Identify all lines of the data containing the string "name" and copy them.

* * * * * * * * *

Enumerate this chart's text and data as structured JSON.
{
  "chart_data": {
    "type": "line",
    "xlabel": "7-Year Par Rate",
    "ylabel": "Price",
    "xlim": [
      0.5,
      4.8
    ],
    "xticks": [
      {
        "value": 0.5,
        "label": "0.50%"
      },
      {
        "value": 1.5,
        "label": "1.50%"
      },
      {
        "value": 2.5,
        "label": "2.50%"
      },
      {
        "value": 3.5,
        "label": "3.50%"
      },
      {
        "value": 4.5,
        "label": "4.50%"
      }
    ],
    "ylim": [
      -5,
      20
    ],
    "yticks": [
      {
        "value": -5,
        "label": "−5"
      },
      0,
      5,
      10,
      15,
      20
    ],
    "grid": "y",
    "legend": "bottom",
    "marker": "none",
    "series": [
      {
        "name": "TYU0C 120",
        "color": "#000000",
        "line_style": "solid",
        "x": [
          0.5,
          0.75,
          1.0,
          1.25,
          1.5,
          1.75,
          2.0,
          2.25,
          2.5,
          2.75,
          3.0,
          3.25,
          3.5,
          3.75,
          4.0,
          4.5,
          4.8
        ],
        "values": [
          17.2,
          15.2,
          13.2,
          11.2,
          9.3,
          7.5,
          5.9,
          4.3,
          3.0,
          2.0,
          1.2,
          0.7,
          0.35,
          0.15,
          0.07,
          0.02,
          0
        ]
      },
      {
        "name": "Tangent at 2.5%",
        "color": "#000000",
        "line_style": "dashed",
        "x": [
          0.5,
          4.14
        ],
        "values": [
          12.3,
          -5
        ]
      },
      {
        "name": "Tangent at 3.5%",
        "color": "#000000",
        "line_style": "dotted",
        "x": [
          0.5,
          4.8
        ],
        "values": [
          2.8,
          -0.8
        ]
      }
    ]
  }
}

* * * * * * * * *

• [The reply]
        "name": "TYU0C 120",
        "name": "Tangent at 2.5%",
        "name": "Tangent at 3.5%",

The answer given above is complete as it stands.